▸ DATA TO PROCESS:

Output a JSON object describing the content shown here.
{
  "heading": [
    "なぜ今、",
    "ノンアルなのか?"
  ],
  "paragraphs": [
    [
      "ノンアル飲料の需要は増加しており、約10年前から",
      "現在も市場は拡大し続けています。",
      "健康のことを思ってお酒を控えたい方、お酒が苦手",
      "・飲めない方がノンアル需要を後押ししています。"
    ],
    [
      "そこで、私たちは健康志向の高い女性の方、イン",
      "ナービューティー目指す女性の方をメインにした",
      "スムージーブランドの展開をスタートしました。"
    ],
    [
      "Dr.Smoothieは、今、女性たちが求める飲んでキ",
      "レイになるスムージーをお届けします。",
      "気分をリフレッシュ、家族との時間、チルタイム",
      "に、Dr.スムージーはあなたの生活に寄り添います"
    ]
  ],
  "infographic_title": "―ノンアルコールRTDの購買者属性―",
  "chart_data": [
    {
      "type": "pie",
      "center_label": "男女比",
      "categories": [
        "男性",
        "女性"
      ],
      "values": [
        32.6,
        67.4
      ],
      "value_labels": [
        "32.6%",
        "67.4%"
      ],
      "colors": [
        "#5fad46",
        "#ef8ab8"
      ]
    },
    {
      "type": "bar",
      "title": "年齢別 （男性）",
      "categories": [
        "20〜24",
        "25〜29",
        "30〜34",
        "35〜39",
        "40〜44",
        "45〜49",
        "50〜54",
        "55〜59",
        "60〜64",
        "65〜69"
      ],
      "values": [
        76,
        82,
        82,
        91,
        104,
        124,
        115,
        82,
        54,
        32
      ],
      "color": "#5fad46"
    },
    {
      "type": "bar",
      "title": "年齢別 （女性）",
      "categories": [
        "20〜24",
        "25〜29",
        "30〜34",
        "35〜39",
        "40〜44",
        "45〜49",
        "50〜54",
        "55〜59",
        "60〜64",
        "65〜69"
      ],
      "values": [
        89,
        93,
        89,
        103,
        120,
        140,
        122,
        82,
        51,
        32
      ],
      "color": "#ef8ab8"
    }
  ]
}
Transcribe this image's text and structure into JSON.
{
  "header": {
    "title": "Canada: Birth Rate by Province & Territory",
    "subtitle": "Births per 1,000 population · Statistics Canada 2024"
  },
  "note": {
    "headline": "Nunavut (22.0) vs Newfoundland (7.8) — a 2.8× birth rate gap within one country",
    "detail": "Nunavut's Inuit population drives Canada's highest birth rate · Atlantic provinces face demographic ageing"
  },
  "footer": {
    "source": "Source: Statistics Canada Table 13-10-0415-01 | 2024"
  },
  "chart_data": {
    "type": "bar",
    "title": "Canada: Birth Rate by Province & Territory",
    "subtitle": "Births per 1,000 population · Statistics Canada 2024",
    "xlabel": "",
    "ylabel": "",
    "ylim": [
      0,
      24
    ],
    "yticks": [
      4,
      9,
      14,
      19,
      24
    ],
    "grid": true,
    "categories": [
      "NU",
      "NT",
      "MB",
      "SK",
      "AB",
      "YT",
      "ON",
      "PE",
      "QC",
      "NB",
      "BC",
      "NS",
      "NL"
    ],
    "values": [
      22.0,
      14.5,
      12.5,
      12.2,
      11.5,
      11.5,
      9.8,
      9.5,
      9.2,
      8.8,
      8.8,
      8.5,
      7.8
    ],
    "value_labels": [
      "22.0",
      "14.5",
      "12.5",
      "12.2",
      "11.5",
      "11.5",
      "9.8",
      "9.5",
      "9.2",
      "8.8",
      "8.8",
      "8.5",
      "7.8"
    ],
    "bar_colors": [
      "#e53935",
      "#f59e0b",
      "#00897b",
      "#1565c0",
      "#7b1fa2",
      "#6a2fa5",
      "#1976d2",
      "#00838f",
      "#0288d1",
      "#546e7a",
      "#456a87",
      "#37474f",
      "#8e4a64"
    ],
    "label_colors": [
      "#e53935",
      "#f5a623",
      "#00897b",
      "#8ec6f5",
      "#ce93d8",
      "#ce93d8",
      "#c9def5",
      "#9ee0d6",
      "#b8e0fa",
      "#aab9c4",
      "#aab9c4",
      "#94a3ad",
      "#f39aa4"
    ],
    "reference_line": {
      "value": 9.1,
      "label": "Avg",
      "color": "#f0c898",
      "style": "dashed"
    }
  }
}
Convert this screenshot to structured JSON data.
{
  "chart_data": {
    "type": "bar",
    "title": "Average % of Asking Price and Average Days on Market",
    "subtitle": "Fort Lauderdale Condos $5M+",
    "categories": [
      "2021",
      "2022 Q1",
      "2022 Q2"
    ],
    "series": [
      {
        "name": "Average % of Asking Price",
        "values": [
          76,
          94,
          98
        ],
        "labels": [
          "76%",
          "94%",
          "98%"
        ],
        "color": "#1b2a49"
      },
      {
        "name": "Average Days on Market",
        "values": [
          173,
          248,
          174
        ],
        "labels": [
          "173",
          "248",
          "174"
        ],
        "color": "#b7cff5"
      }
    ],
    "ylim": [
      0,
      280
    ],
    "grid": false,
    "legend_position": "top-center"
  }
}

▸ GIVEN REQUEST:
Lines of the material that contain the word "Canada" are to be gathered.

▸ CORRECT RESPONSE:
    "title": "Canada: Birth Rate by Province & Territory",
    "subtitle": "Births per 1,000 population · Statistics Canada 2024"
    "detail": "Nunavut's Inuit population drives Canada's highest birth rate · Atlantic provinces face demographic ageing"
    "source": "Source: Statistics Canada Table 13-10-0415-01 | 2024"
    "title": "Canada: Birth Rate by Province & Territory",
    "subtitle": "Births per 1,000 population · Statistics Canada 2024",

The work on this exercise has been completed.